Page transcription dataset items
########################################

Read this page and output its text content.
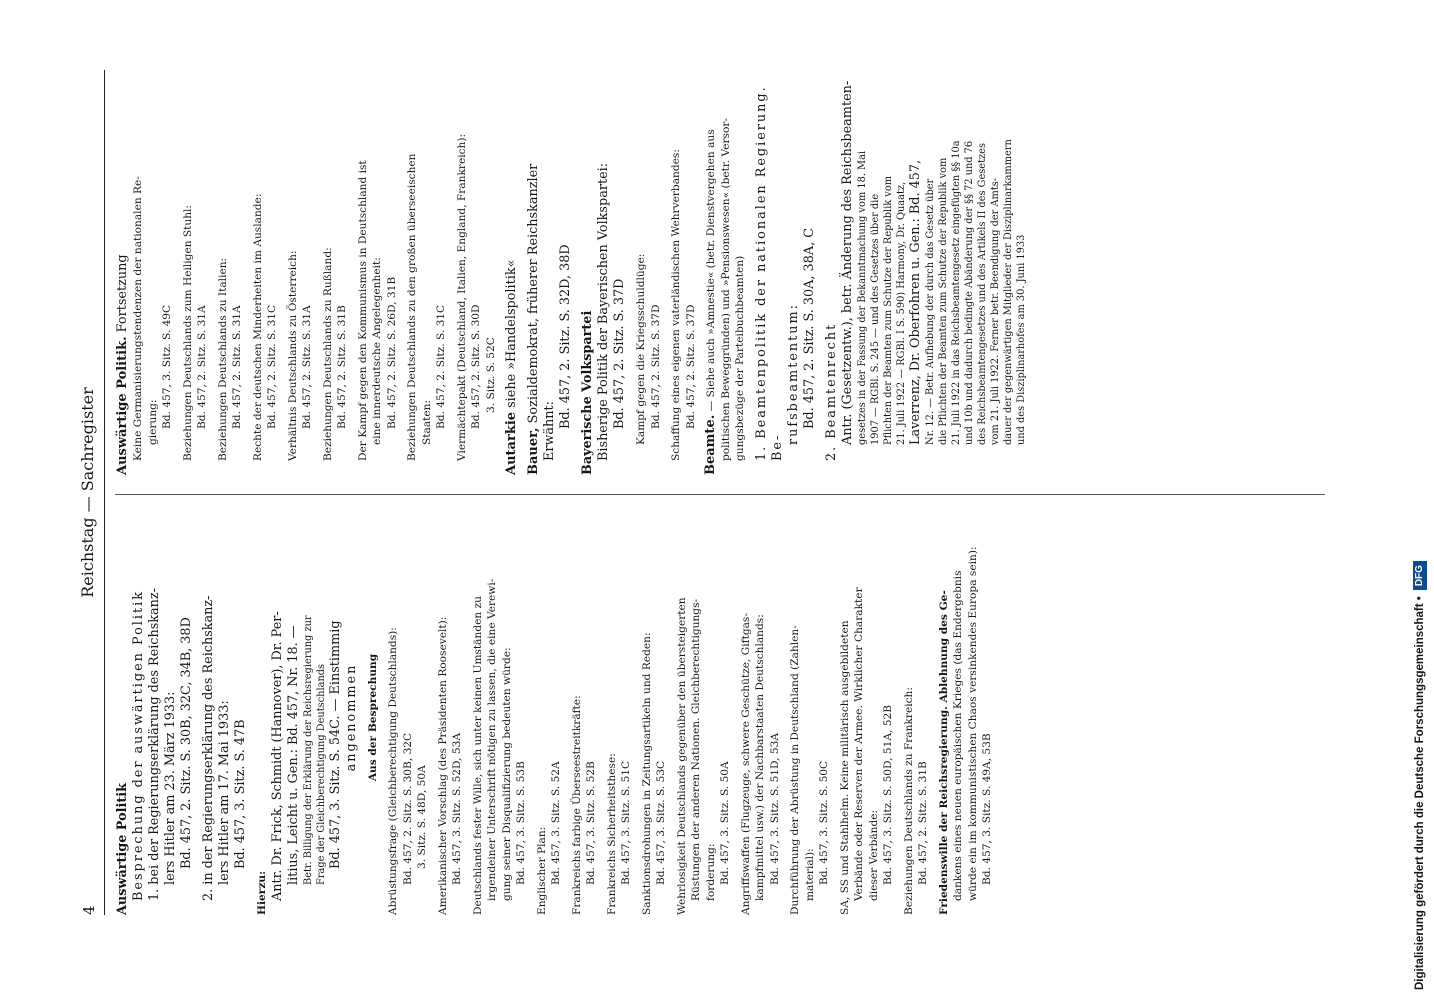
4
Reichstag — Sachregister
Auswärtige Politik Besprechung der auswärtigen Politik 1. bei der Regierungserklärung des Reichskanz- lers Hitler am 23. März 1933: Bd. 457, 2. Sitz. S. 30B, 32C, 34B, 38D 2. in der Regierungserklärung des Reichskanz- lers Hitler am 17. Mai 1933: Bd. 457, 3. Sitz. S. 47B
Hierzu: Antr. Dr. Frick, Schmidt (Hannover), Dr. Per- litius, Leicht u. Gen.: Bd. 457, Nr. 18. — Betr. Billigung der Erklärung der Reichsregierung zur Frage der Gleichberechtigung Deutschlands Bd. 457, 3. Sitz. S. 54C. — Einstimmig angenommen Aus der Besprechung Abrüstungsfrage (Gleichberechtigung Deutschlands): Bd. 457, 2. Sitz. S. 30B, 32C 3. Sitz. S. 48D, 50A Amerikanischer Vorschlag (des Präsidenten Roosevelt): Bd. 457, 3. Sitz. S. 52D, 53A Deutschlands fester Wille, sich unter keinen Umständen zu irgendeiner Unterschrift nötigen zu lassen, die eine Verewi- gung seiner Disqualifizierung bedeuten würde: Bd. 457, 3. Sitz. S. 53B Englischer Plan: Bd. 457, 3. Sitz. S. 52A Frankreichs farbige Überseestreitkräfte: Bd. 457, 3. Sitz. S. 52B Frankreichs Sicherheitsthese: Bd. 457, 3. Sitz. S. 51C Sanktionsdrohungen in Zeitungsartikeln und Reden: Bd. 457, 3. Sitz. S. 53C Wehrlosigkeit Deutschlands gegenüber den übersteigerten Rüstungen der anderen Nationen. Gleichberechtigungs- forderung: Bd. 457, 3. Sitz. S. 50A Angriffswaffen (Flugzeuge, schwere Geschütze, Giftgas- kampfmittel usw.) der Nachbarstaaten Deutschlands: Bd. 457, 3. Sitz. S. 51D, 53A Durchführung der Abrüstung in Deutschland (Zahlen- material): Bd. 457, 3. Sitz. S. 50C SA, SS und Stahlhelm. Keine militärisch ausgebildeten Verbände oder Reserven der Armee. Wirklicher Charakter dieser Verbände: Bd. 457, 3. Sitz. S. 50D, 51A, 52B Beziehungen Deutschlands zu Frankreich: Bd. 457, 2. Sitz. S. 31B Friedenswille der Reichsregierung. Ablehnung des Ge- dankens eines neuen europäischen Krieges (das Endergebnis würde ein im kommunistischen Chaos versinkendes Europa sein): Bd. 457, 3. Sitz. S. 49A, 53B
Auswärtige Politik. Fortsetzung Keine Germanisierungstendenzen der nationalen Re- gierung: Bd. 457, 3. Sitz. S. 49C Beziehungen Deutschlands zum Heiligen Stuhl: Bd. 457, 2. Sitz. S. 31A Beziehungen Deutschlands zu Italien: Bd. 457, 2. Sitz. S. 31A Rechte der deutschen Minderheiten im Auslande: Bd. 457, 2. Sitz. S. 31C Verhältnis Deutschlands zu Österreich: Bd. 457, 2. Sitz. S. 31A Beziehungen Deutschlands zu Rußland: Bd. 457, 2. Sitz. S. 31B Der Kampf gegen den Kommunismus in Deutschland ist eine innerdeutsche Angelegenheit: Bd. 457, 2. Sitz. S. 26D, 31B Beziehungen Deutschlands zu den großen überseeischen Staaten: Bd. 457, 2. Sitz. S. 31C Viermächtepakt (Deutschland, Italien, England, Frankreich): Bd. 457, 2. Sitz. S. 30D 3. Sitz. S. 52C
Autarkie siehe »Handelspolitik«
Bauer, Sozialdemokrat, früherer Reichskanzler
Erwähnt:
Bd. 457, 2. Sitz. S. 32D, 38D Bayerische Volkspartei Bisherige Politik der Bayerischen Volkspartei: Bd. 457, 2. Sitz. S. 37D Kampf gegen die Kriegsschuldlüge: Bd. 457, 2. Sitz. S. 37D Schaffung eines eigenen vaterländischen Wehrverbandes: Bd. 457, 2. Sitz. S. 37D
Beamte. — Siehe auch »Amnestie« (betr. Dienstvergehen aus politischen Beweggründen) und »Pensionswesen« (betr. Versor- gungsbezüge der Parteibuchbeamten) 1. Beamtenpolitik der nationalen Regierung. Be-
rufsbeamtentum: Bd. 457, 2. Sitz. S. 30A, 38A, C 2. Beamtenrecht Antr. (Gesetzentw.), betr. Änderung des Reichsbeamten- gesetzes in der Fassung der Bekanntmachung vom 18. Mai 1907 — RGBl. S. 245 — und des Gesetzes über die Pflichten der Beamten zum Schutze der Republik vom 21. Juli 1922 — RGBl. I S. 590) Harmony, Dr. Quaatz, Laverrenz, Dr. Oberfohren u. Gen.: Bd. 457, Nr. 12. — Betr. Aufhebung der durch das Gesetz über die Pflichten der Beamten zum Schutze der Republik vom 21. Juli 1922 in das Reichsbeamtengesetz eingefügten §§ 10a und 10b und dadurch bedingte Abänderung der §§ 72 und 76 des Reichsbeamtengesetzes und des Artikels II des Gesetzes vom 21. Juli 1922. Ferner betr. Beendigung der Amts- dauer der gegenwärtigen Mitglieder der Disziplinarkammern und des Disziplinarhofes am 30. Juni 1933
Digitalisierung gefördert durch die Deutsche Forschungsgemeinschaft •
DFG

########################################

All of the lines above should be copied exactly, apart from the pictures.

Read this page and output its text content.
4
Reichstag — Sachregister
Auswärtige Politik Besprechung der auswärtigen Politik 1. bei der Regierungserklärung des Reichskanz- lers Hitler am 23. März 1933: Bd. 457, 2. Sitz. S. 30B, 32C, 34B, 38D 2. in der Regierungserklärung des Reichskanz- lers Hitler am 17. Mai 1933: Bd. 457, 3. Sitz. S. 47B
Hierzu: Antr. Dr. Frick, Schmidt (Hannover), Dr. Per- litius, Leicht u. Gen.: Bd. 457, Nr. 18. — Betr. Billigung der Erklärung der Reichsregierung zur Frage der Gleichberechtigung Deutschlands Bd. 457, 3. Sitz. S. 54C. — Einstimmig angenommen Aus der Besprechung Abrüstungsfrage (Gleichberechtigung Deutschlands): Bd. 457, 2. Sitz. S. 30B, 32C 3. Sitz. S. 48D, 50A Amerikanischer Vorschlag (des Präsidenten Roosevelt): Bd. 457, 3. Sitz. S. 52D, 53A Deutschlands fester Wille, sich unter keinen Umständen zu irgendeiner Unterschrift nötigen zu lassen, die eine Verewi- gung seiner Disqualifizierung bedeuten würde: Bd. 457, 3. Sitz. S. 53B Englischer Plan: Bd. 457, 3. Sitz. S. 52A Frankreichs farbige Überseestreitkräfte: Bd. 457, 3. Sitz. S. 52B Frankreichs Sicherheitsthese: Bd. 457, 3. Sitz. S. 51C Sanktionsdrohungen in Zeitungsartikeln und Reden: Bd. 457, 3. Sitz. S. 53C Wehrlosigkeit Deutschlands gegenüber den übersteigerten Rüstungen der anderen Nationen. Gleichberechtigungs- forderung: Bd. 457, 3. Sitz. S. 50A Angriffswaffen (Flugzeuge, schwere Geschütze, Giftgas- kampfmittel usw.) der Nachbarstaaten Deutschlands: Bd. 457, 3. Sitz. S. 51D, 53A Durchführung der Abrüstung in Deutschland (Zahlen- material): Bd. 457, 3. Sitz. S. 50C SA, SS und Stahlhelm. Keine militärisch ausgebildeten Verbände oder Reserven der Armee. Wirklicher Charakter dieser Verbände: Bd. 457, 3. Sitz. S. 50D, 51A, 52B Beziehungen Deutschlands zu Frankreich: Bd. 457, 2. Sitz. S. 31B Friedenswille der Reichsregierung. Ablehnung des Ge- dankens eines neuen europäischen Krieges (das Endergebnis würde ein im kommunistischen Chaos versinkendes Europa sein): Bd. 457, 3. Sitz. S. 49A, 53B
Auswärtige Politik. Fortsetzung Keine Germanisierungstendenzen der nationalen Re- gierung: Bd. 457, 3. Sitz. S. 49C Beziehungen Deutschlands zum Heiligen Stuhl: Bd. 457, 2. Sitz. S. 31A Beziehungen Deutschlands zu Italien: Bd. 457, 2. Sitz. S. 31A Rechte der deutschen Minderheiten im Auslande: Bd. 457, 2. Sitz. S. 31C Verhältnis Deutschlands zu Österreich: Bd. 457, 2. Sitz. S. 31A Beziehungen Deutschlands zu Rußland: Bd. 457, 2. Sitz. S. 31B Der Kampf gegen den Kommunismus in Deutschland ist eine innerdeutsche Angelegenheit: Bd. 457, 2. Sitz. S. 26D, 31B Beziehungen Deutschlands zu den großen überseeischen Staaten: Bd. 457, 2. Sitz. S. 31C Viermächtepakt (Deutschland, Italien, England, Frankreich): Bd. 457, 2. Sitz. S. 30D 3. Sitz. S. 52C
Autarkie siehe »Handelspolitik«
Bauer, Sozialdemokrat, früherer Reichskanzler
Erwähnt:
Bd. 457, 2. Sitz. S. 32D, 38D Bayerische Volkspartei Bisherige Politik der Bayerischen Volkspartei: Bd. 457, 2. Sitz. S. 37D Kampf gegen die Kriegsschuldlüge: Bd. 457, 2. Sitz. S. 37D Schaffung eines eigenen vaterländischen Wehrverbandes: Bd. 457, 2. Sitz. S. 37D
Beamte. — Siehe auch »Amnestie« (betr. Dienstvergehen aus politischen Beweggründen) und »Pensionswesen« (betr. Versor- gungsbezüge der Parteibuchbeamten) 1. Beamtenpolitik der nationalen Regierung. Be-
rufsbeamtentum: Bd. 457, 2. Sitz. S. 30A, 38A, C 2. Beamtenrecht Antr. (Gesetzentw.), betr. Änderung des Reichsbeamten- gesetzes in der Fassung der Bekanntmachung vom 18. Mai 1907 — RGBl. S. 245 — und des Gesetzes über die Pflichten der Beamten zum Schutze der Republik vom 21. Juli 1922 — RGBl. I S. 590) Harmony, Dr. Quaatz, Laverrenz, Dr. Oberfohren u. Gen.: Bd. 457, Nr. 12. — Betr. Aufhebung der durch das Gesetz über die Pflichten der Beamten zum Schutze der Republik vom 21. Juli 1922 in das Reichsbeamtengesetz eingefügten §§ 10a und 10b und dadurch bedingte Abänderung der §§ 72 und 76 des Reichsbeamtengesetzes und des Artikels II des Gesetzes vom 21. Juli 1922. Ferner betr. Beendigung der Amts- dauer der gegenwärtigen Mitglieder der Disziplinarkammern und des Disziplinarhofes am 30. Juni 1933
Digitalisierung gefördert durch die Deutsche Forschungsgemeinschaft •
DFG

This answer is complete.